--- BEGIN ---
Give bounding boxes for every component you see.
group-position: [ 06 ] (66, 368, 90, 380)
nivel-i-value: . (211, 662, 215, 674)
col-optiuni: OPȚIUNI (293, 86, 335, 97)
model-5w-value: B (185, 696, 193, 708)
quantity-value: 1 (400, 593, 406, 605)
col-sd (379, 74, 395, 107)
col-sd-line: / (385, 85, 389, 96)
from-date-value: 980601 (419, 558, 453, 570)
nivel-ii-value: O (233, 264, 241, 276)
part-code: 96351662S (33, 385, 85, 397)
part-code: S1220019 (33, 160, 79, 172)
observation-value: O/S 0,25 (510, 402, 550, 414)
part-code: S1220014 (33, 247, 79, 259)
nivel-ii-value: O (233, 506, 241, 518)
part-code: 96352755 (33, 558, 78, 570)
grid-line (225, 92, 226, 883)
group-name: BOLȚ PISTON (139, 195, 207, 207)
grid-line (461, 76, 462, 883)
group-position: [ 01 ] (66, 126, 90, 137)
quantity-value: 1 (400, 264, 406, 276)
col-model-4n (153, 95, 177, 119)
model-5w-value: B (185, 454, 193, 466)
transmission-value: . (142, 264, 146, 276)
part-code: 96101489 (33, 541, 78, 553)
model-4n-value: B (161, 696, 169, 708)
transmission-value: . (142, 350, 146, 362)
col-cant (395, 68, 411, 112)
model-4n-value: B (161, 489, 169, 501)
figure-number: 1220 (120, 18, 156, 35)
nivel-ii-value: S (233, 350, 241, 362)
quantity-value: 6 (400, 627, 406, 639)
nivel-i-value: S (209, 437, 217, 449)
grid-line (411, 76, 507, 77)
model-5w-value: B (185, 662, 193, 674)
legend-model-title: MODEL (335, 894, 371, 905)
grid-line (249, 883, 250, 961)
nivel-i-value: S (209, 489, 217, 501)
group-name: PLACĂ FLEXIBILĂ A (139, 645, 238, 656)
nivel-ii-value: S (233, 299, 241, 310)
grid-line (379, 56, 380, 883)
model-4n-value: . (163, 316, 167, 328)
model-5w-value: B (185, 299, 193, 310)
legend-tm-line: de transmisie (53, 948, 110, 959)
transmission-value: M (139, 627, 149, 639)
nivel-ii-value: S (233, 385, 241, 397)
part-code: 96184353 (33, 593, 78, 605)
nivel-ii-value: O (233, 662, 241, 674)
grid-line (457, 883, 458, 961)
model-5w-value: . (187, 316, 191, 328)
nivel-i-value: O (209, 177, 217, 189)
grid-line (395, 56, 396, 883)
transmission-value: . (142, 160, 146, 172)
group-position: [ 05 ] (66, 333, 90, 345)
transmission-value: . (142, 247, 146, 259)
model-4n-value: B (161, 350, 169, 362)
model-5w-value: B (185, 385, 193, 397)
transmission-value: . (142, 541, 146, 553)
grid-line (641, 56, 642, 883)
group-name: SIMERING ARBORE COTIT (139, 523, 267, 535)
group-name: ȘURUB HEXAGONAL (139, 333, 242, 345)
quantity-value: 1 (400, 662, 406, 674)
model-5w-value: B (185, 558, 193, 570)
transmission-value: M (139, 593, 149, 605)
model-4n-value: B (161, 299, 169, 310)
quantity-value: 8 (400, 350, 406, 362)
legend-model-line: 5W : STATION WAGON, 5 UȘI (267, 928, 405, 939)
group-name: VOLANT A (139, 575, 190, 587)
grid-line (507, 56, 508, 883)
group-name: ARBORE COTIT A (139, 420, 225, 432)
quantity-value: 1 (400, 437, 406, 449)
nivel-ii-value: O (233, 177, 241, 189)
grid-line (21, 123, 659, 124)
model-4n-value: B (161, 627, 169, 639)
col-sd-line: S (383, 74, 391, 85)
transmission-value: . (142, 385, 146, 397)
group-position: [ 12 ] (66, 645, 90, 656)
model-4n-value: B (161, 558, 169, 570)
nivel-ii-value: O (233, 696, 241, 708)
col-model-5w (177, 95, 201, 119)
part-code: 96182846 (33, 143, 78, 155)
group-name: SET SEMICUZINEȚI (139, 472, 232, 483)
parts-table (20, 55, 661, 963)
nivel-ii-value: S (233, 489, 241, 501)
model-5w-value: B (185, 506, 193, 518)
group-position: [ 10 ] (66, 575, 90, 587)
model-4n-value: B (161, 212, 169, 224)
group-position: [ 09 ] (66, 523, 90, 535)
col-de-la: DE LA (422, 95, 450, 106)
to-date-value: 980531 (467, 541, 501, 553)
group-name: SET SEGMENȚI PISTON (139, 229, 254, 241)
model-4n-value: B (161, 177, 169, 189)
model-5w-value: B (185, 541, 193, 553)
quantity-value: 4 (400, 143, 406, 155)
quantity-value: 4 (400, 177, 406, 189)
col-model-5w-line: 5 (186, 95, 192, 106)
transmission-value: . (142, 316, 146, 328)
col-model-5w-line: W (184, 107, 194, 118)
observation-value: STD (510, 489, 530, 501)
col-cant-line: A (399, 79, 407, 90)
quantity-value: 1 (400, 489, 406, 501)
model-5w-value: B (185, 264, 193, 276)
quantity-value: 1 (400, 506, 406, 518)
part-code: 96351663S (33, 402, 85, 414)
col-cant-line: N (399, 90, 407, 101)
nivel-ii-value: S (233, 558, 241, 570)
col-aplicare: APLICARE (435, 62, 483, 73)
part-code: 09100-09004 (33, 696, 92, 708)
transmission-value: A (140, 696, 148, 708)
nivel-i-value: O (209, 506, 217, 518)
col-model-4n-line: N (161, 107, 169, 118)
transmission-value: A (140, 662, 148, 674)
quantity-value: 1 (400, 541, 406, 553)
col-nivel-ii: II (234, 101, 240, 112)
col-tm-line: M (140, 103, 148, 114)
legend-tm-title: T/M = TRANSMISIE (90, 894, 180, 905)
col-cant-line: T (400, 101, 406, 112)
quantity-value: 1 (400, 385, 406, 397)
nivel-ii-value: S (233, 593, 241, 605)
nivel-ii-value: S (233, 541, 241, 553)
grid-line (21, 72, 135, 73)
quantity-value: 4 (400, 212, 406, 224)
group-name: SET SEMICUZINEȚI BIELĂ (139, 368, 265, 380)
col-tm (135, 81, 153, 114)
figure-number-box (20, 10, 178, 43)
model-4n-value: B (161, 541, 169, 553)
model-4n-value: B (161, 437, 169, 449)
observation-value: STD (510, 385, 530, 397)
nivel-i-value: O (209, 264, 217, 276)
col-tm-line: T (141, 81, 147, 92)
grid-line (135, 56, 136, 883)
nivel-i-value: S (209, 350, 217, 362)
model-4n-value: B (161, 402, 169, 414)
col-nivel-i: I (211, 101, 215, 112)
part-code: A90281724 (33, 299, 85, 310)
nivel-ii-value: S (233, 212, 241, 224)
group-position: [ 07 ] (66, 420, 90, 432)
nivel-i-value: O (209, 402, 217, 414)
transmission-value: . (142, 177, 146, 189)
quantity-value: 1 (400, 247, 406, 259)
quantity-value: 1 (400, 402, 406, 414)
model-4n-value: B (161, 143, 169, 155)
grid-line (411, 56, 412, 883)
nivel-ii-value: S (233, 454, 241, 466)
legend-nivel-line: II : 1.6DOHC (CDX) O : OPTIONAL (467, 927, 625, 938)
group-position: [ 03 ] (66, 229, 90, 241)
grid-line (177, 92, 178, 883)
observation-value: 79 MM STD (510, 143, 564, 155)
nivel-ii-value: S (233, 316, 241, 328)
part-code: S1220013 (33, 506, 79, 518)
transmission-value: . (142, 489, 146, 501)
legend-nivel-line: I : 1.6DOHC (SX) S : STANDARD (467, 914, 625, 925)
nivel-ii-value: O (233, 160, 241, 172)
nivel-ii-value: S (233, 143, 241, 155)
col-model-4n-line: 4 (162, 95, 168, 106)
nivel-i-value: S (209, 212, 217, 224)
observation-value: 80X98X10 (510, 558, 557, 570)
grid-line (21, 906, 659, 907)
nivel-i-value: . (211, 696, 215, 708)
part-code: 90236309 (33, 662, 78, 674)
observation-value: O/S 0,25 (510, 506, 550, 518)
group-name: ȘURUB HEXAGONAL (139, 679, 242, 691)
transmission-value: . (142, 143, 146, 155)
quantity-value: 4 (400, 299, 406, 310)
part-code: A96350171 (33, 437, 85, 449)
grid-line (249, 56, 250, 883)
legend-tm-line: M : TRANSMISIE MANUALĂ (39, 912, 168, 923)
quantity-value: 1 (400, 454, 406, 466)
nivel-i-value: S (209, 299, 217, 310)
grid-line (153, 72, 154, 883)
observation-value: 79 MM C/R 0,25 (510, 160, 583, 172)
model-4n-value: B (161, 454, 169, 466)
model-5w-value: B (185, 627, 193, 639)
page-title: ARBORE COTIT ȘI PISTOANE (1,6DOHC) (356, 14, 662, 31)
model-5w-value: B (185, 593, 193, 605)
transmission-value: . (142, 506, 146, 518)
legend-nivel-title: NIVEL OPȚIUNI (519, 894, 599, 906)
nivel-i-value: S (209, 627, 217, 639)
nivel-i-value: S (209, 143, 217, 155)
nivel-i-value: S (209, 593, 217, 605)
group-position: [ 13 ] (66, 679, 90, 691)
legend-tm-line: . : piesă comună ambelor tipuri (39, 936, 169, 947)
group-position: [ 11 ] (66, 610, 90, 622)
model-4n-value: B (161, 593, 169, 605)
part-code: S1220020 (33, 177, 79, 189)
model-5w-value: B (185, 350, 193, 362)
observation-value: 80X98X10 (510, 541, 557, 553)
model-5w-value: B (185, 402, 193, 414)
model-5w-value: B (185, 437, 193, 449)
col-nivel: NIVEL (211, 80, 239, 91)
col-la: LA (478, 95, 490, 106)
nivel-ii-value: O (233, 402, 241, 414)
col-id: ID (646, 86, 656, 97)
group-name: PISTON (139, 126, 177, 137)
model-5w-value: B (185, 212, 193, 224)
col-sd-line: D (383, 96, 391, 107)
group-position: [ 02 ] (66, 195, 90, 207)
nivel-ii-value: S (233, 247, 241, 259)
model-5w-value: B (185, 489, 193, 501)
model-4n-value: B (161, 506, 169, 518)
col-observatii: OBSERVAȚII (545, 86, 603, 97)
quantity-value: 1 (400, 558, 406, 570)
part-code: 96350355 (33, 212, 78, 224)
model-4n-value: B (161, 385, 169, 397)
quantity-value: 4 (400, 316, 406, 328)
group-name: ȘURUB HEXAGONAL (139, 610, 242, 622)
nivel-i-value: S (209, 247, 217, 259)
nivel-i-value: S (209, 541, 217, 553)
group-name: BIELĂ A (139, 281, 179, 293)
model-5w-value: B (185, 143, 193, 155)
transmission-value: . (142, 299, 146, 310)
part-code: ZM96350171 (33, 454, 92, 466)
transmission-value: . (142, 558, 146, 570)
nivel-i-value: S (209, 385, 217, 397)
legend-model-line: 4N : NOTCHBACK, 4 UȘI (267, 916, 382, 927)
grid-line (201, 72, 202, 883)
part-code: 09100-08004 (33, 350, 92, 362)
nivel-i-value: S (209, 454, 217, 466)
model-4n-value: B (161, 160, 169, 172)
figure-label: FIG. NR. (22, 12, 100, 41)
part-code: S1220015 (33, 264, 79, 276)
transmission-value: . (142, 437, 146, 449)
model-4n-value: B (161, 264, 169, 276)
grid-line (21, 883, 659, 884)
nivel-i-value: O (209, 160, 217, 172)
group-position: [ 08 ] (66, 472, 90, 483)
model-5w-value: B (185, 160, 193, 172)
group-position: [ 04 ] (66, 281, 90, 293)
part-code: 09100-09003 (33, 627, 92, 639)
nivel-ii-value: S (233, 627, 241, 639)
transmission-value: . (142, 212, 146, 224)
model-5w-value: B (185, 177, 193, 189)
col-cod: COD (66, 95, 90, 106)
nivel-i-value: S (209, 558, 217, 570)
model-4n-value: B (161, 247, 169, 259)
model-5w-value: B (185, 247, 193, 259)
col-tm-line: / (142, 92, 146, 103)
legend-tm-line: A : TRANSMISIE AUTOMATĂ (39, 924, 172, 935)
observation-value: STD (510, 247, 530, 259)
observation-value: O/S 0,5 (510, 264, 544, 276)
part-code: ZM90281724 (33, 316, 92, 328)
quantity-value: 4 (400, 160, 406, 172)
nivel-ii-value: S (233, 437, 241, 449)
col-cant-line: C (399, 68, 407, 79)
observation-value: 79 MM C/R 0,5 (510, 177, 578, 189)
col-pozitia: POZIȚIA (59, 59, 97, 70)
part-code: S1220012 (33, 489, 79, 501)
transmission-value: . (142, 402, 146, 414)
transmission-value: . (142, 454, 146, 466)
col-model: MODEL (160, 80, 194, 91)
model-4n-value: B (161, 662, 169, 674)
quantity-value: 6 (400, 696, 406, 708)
--- END ---
§ DIRECTIVE
Arrange everything in the listing above, from its first line down to and including the line containing "col-sd (379, 74, 395, 107)", as a numbered list, omitting any blank lines.

§ TASK RESPONSE
1. Give bounding boxes for every component you see.
2. group-position: [ 06 ] (66, 368, 90, 380)
3. nivel-i-value: . (211, 662, 215, 674)
4. col-optiuni: OPȚIUNI (293, 86, 335, 97)
5. model-5w-value: B (185, 696, 193, 708)
6. quantity-value: 1 (400, 593, 406, 605)
7. col-sd (379, 74, 395, 107)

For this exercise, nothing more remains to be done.